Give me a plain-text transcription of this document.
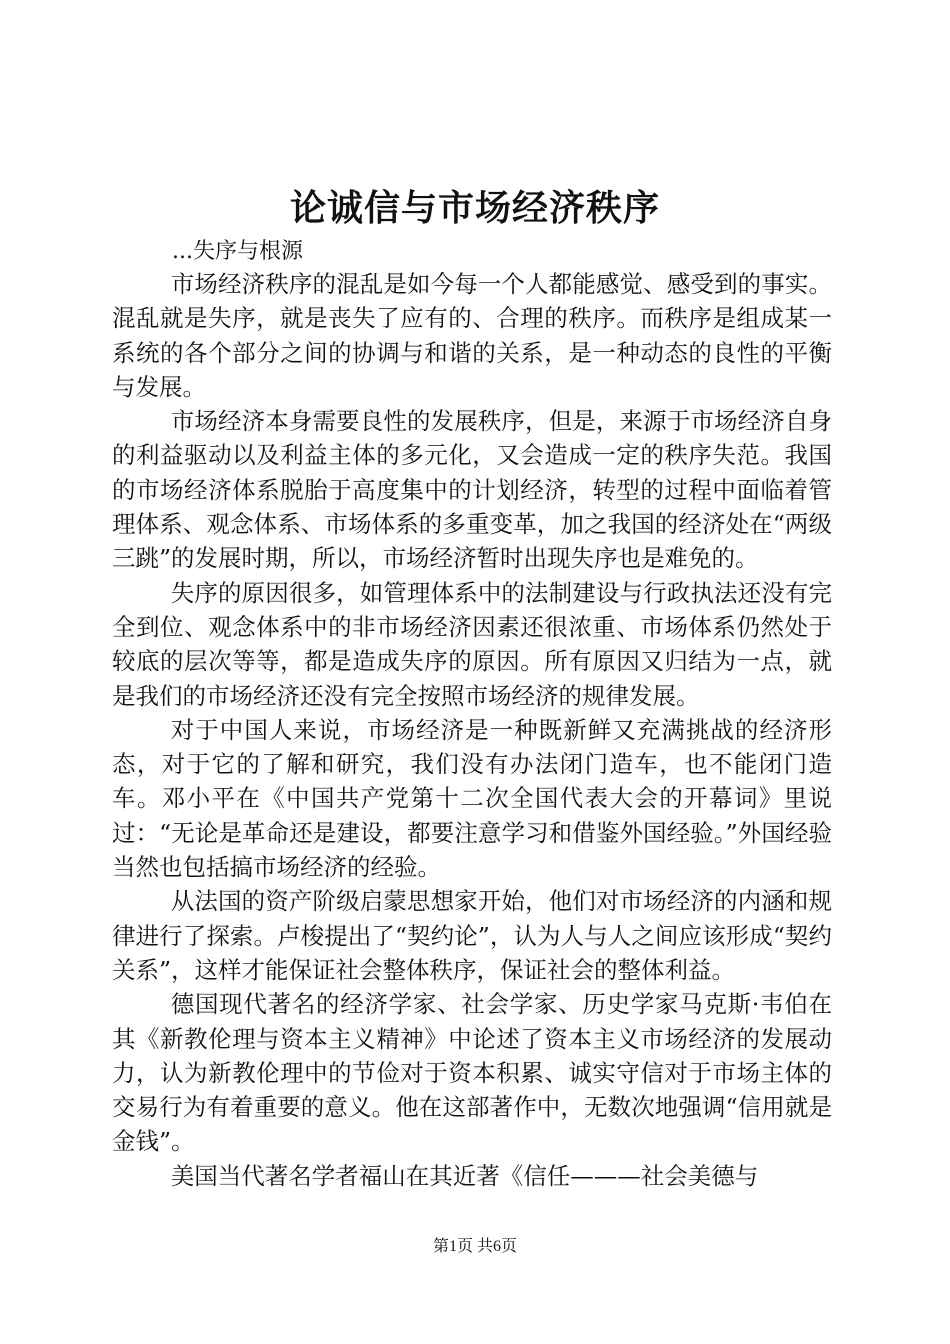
论诚信与市场经济秩序

...失序与根源

市场经济秩序的混乱是如今每一个人都能感觉、感受到的事实。混乱就是失序，就是丧失了应有的、合理的秩序。而秩序是组成某一系统的各个部分之间的协调与和谐的关系，是一种动态的良性的平衡与发展。

市场经济本身需要良性的发展秩序，但是，来源于市场经济自身的利益驱动以及利益主体的多元化，又会造成一定的秩序失范。我国的市场经济体系脱胎于高度集中的计划经济，转型的过程中面临着管理体系、观念体系、市场体系的多重变革，加之我国的经济处在“两级三跳”的发展时期，所以，市场经济暂时出现失序也是难免的。

失序的原因很多，如管理体系中的法制建设与行政执法还没有完全到位、观念体系中的非市场经济因素还很浓重、市场体系仍然处于较底的层次等等，都是造成失序的原因。所有原因又归结为一点，就是我们的市场经济还没有完全按照市场经济的规律发展。

对于中国人来说，市场经济是一种既新鲜又充满挑战的经济形态，对于它的了解和研究，我们没有办法闭门造车，也不能闭门造车。邓小平在《中国共产党第十二次全国代表大会的开幕词》里说过：“无论是革命还是建设，都要注意学习和借鉴外国经验。”外国经验当然也包括搞市场经济的经验。

从法国的资产阶级启蒙思想家开始，他们对市场经济的内涵和规律进行了探索。卢梭提出了“契约论”，认为人与人之间应该形成“契约关系”，这样才能保证社会整体秩序，保证社会的整体利益。

德国现代著名的经济学家、社会学家、历史学家马克斯·韦伯在其《新教伦理与资本主义精神》中论述了资本主义市场经济的发展动力，认为新教伦理中的节俭对于资本积累、诚实守信对于市场主体的交易行为有着重要的意义。他在这部著作中，无数次地强调“信用就是金钱”。

美国当代著名学者福山在其近著《信任———社会美德与

第1页 共6页
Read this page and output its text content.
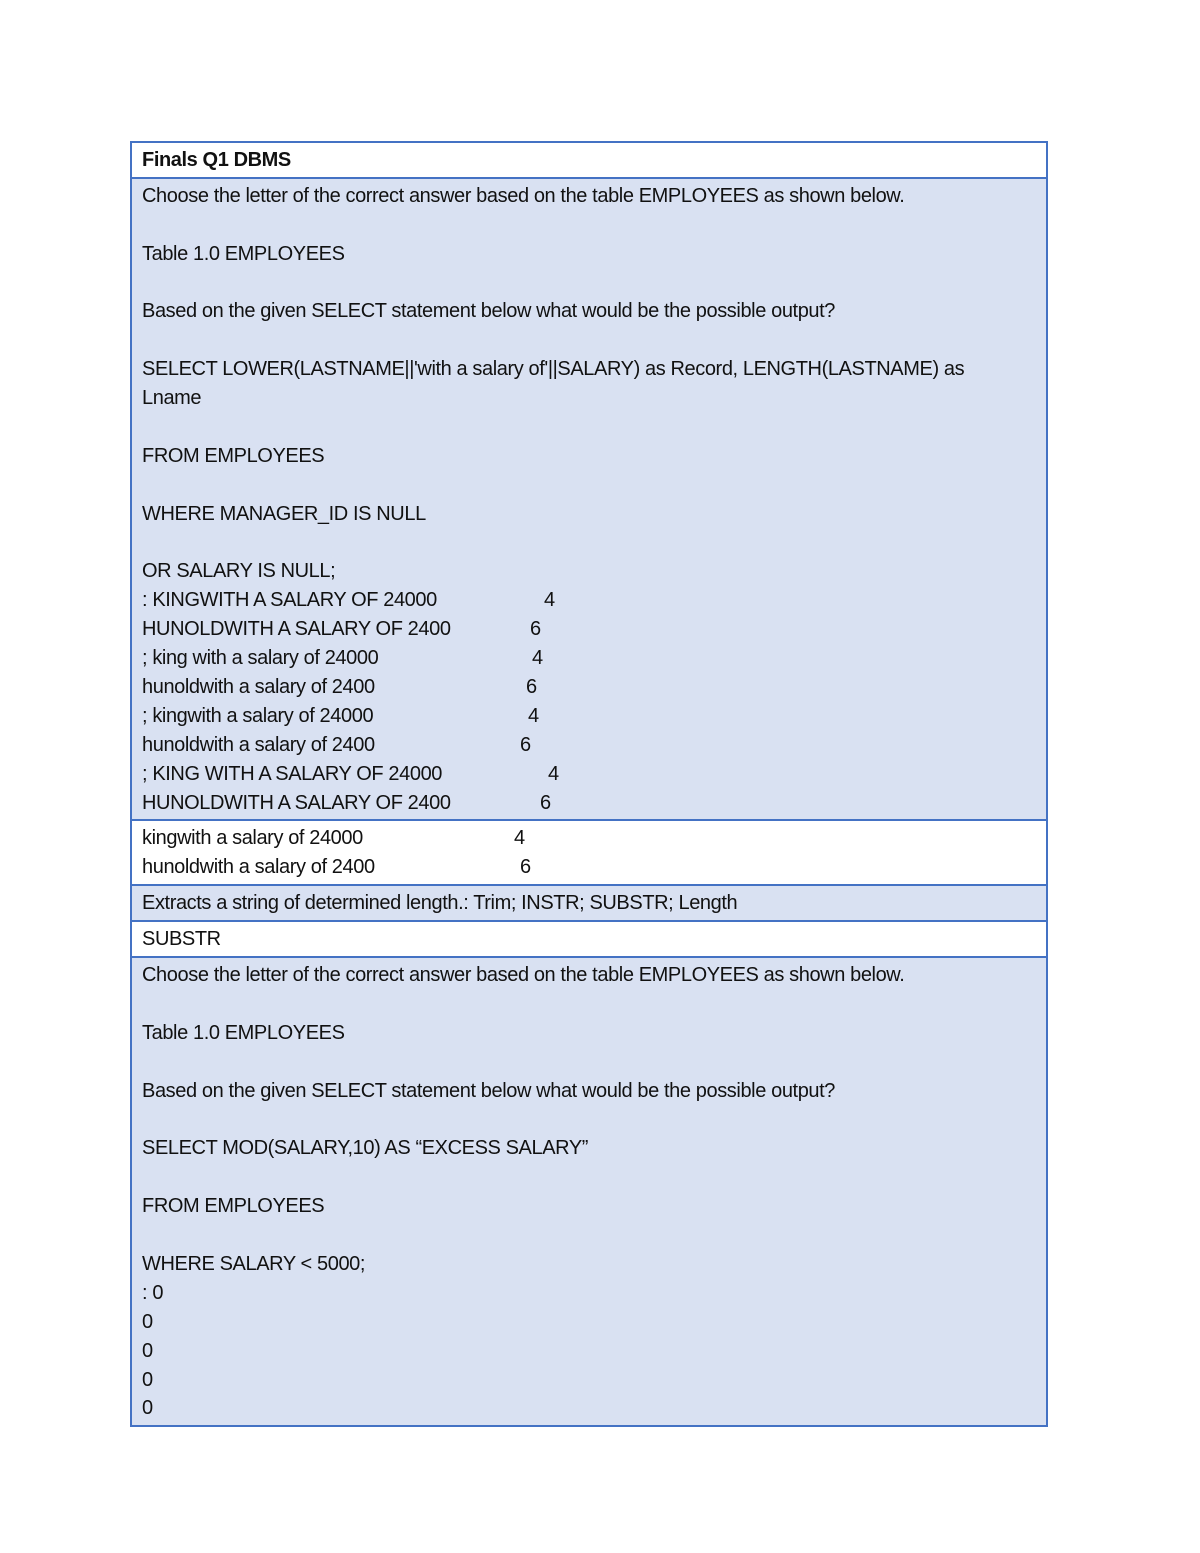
Finals Q1 DBMS
Choose the letter of the correct answer based on the table EMPLOYEES as shown below.
Table 1.0 EMPLOYEES
Based on the given SELECT statement below what would be the possible output?
SELECT LOWER(LASTNAME||'with a salary of'||SALARY) as Record, LENGTH(LASTNAME) as
Lname
FROM EMPLOYEES
WHERE MANAGER_ID IS NULL
OR SALARY IS NULL;
: KINGWITH A SALARY OF 24000	4
HUNOLDWITH A SALARY OF 2400	6
; king with a salary of 24000	4
hunoldwith a salary of 2400	6
; kingwith a salary of 24000	4
hunoldwith a salary of 2400	6
; KING WITH A SALARY OF 24000	4
HUNOLDWITH A SALARY OF 2400	6
kingwith a salary of 24000	4
hunoldwith a salary of 2400	6
Extracts a string of determined length.: Trim; INSTR; SUBSTR; Length
SUBSTR
Choose the letter of the correct answer based on the table EMPLOYEES as shown below.
Table 1.0 EMPLOYEES
Based on the given SELECT statement below what would be the possible output?
SELECT MOD(SALARY,10) AS “EXCESS SALARY”
FROM EMPLOYEES
WHERE SALARY < 5000;
: 0
0
0
0
0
+ + + + +
■ **Stated task**: Write out every record above exactly as it stands, but leave out the pictures.

■ **Response to this task**:
Give me a plain-text transcription of this document.
论诚信与市场经济秩序

...失序与根源

市场经济秩序的混乱是如今每一个人都能感觉、感受到的事实。混乱就是失序，就是丧失了应有的、合理的秩序。而秩序是组成某一系统的各个部分之间的协调与和谐的关系，是一种动态的良性的平衡与发展。

市场经济本身需要良性的发展秩序，但是，来源于市场经济自身的利益驱动以及利益主体的多元化，又会造成一定的秩序失范。我国的市场经济体系脱胎于高度集中的计划经济，转型的过程中面临着管理体系、观念体系、市场体系的多重变革，加之我国的经济处在“两级三跳”的发展时期，所以，市场经济暂时出现失序也是难免的。

失序的原因很多，如管理体系中的法制建设与行政执法还没有完全到位、观念体系中的非市场经济因素还很浓重、市场体系仍然处于较底的层次等等，都是造成失序的原因。所有原因又归结为一点，就是我们的市场经济还没有完全按照市场经济的规律发展。

对于中国人来说，市场经济是一种既新鲜又充满挑战的经济形态，对于它的了解和研究，我们没有办法闭门造车，也不能闭门造车。邓小平在《中国共产党第十二次全国代表大会的开幕词》里说过：“无论是革命还是建设，都要注意学习和借鉴外国经验。”外国经验当然也包括搞市场经济的经验。

从法国的资产阶级启蒙思想家开始，他们对市场经济的内涵和规律进行了探索。卢梭提出了“契约论”，认为人与人之间应该形成“契约关系”，这样才能保证社会整体秩序，保证社会的整体利益。

德国现代著名的经济学家、社会学家、历史学家马克斯·韦伯在其《新教伦理与资本主义精神》中论述了资本主义市场经济的发展动力，认为新教伦理中的节俭对于资本积累、诚实守信对于市场主体的交易行为有着重要的意义。他在这部著作中，无数次地强调“信用就是金钱”。

美国当代著名学者福山在其近著《信任———社会美德与

第1页 共6页
Read this page and output its text content.
Finals Q1 DBMS
Choose the letter of the correct answer based on the table EMPLOYEES as shown below.
Table 1.0 EMPLOYEES
Based on the given SELECT statement below what would be the possible output?
SELECT LOWER(LASTNAME||'with a salary of'||SALARY) as Record, LENGTH(LASTNAME) as
Lname
FROM EMPLOYEES
WHERE MANAGER_ID IS NULL
OR SALARY IS NULL;
: KINGWITH A SALARY OF 24000	4
HUNOLDWITH A SALARY OF 2400	6
; king with a salary of 24000	4
hunoldwith a salary of 2400	6
; kingwith a salary of 24000	4
hunoldwith a salary of 2400	6
; KING WITH A SALARY OF 24000	4
HUNOLDWITH A SALARY OF 2400	6
kingwith a salary of 24000	4
hunoldwith a salary of 2400	6
Extracts a string of determined length.: Trim; INSTR; SUBSTR; Length
SUBSTR
Choose the letter of the correct answer based on the table EMPLOYEES as shown below.
Table 1.0 EMPLOYEES
Based on the given SELECT statement below what would be the possible output?
SELECT MOD(SALARY,10) AS “EXCESS SALARY”
FROM EMPLOYEES
WHERE SALARY < 5000;
: 0
0
0
0
0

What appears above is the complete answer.